* **Records supplied**:
## begin

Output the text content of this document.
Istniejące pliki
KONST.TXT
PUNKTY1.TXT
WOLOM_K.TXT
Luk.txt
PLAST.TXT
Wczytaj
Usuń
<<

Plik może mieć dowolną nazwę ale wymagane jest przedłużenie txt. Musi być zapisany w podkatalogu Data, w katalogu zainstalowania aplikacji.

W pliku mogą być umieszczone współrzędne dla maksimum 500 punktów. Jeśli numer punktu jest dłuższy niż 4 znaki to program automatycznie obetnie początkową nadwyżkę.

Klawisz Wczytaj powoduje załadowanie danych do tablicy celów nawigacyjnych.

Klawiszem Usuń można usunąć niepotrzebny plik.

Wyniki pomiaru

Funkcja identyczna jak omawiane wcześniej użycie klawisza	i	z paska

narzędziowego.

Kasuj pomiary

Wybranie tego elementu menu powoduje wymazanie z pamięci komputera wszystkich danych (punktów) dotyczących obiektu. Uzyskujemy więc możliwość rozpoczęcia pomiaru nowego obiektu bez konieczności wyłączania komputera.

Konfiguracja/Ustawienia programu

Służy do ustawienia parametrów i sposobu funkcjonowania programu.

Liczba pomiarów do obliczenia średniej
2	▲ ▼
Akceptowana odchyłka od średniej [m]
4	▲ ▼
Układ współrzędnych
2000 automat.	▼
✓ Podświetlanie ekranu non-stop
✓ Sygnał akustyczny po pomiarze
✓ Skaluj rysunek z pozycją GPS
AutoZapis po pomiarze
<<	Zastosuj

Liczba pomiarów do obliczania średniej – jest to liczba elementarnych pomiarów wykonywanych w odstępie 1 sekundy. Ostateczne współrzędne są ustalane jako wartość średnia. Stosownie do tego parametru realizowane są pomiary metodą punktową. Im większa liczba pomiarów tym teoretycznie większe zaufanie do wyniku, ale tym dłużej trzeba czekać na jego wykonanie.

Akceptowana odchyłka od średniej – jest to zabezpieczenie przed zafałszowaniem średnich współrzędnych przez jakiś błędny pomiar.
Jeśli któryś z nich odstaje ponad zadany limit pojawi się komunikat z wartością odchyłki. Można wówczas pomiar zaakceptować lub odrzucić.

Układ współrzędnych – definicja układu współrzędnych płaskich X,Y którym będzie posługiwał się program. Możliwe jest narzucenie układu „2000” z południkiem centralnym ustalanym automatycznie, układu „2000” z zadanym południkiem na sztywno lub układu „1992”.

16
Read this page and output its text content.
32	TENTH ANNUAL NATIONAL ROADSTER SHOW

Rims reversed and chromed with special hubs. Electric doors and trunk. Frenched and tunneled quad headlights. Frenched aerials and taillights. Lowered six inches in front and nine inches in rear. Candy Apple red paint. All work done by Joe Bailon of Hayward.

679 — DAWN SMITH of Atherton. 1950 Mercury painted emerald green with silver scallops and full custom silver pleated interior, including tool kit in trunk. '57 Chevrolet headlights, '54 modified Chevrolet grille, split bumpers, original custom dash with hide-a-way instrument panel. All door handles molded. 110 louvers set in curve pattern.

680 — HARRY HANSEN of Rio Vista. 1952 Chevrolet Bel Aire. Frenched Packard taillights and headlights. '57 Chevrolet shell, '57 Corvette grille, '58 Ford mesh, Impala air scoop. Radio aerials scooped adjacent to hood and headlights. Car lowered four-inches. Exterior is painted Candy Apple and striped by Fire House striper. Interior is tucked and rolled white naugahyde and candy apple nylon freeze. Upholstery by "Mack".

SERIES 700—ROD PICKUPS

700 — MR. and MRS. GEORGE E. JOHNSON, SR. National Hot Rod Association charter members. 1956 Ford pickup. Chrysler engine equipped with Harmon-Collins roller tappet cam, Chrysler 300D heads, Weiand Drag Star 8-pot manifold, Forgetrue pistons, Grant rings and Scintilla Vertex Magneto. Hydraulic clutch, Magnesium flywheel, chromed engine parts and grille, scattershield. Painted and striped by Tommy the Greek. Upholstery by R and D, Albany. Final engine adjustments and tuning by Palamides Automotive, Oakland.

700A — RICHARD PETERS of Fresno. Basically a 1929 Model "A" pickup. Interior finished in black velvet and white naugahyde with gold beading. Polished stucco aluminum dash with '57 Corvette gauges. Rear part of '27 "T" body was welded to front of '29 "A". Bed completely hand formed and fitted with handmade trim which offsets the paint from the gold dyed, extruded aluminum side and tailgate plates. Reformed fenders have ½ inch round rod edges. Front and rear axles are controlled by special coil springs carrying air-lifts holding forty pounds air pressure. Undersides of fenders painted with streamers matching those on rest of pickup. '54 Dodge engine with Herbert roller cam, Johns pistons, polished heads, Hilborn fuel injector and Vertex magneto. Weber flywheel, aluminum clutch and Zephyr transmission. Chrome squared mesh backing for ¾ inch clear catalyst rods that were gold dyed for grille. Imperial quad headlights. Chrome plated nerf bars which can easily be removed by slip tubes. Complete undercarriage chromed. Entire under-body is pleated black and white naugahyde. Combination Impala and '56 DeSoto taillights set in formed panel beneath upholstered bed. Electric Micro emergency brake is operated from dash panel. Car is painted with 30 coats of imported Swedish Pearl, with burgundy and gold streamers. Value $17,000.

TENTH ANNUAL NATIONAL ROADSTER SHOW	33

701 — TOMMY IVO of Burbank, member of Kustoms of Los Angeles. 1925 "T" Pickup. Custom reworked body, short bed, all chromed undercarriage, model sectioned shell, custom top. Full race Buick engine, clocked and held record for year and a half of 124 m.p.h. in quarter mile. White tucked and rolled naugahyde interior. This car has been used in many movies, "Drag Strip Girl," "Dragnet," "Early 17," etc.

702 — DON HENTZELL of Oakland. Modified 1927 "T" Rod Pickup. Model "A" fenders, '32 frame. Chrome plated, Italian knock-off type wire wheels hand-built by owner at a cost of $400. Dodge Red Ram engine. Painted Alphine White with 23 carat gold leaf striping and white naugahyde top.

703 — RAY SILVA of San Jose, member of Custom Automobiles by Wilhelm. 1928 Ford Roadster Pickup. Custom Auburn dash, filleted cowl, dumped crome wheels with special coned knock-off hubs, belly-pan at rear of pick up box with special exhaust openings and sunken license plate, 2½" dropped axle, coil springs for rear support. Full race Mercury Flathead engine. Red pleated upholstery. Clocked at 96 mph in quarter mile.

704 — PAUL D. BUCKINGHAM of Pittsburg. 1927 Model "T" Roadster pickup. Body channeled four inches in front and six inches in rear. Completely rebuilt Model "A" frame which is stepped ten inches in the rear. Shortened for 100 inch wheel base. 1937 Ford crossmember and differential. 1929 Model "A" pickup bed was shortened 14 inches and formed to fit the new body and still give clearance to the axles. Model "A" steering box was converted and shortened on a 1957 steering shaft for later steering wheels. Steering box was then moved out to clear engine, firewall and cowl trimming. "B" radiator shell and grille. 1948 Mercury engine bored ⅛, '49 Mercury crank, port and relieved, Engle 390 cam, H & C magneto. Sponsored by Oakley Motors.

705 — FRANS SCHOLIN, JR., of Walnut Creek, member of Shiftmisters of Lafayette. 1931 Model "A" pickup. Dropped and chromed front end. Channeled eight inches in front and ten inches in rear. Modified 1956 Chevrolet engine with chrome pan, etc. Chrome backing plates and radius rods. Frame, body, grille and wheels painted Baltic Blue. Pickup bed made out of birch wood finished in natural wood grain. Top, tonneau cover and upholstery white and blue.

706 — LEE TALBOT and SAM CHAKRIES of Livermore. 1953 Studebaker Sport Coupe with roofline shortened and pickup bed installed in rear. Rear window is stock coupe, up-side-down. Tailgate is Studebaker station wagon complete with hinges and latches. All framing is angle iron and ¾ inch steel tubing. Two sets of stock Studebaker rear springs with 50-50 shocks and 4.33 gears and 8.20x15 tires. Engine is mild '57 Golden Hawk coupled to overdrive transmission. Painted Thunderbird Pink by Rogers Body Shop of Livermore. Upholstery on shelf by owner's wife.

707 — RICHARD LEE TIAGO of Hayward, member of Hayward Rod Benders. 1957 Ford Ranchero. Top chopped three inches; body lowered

## end

Extract all lines containing the word "SHOW".

32	TENTH ANNUAL NATIONAL ROADSTER SHOW
TENTH ANNUAL NATIONAL ROADSTER SHOW	33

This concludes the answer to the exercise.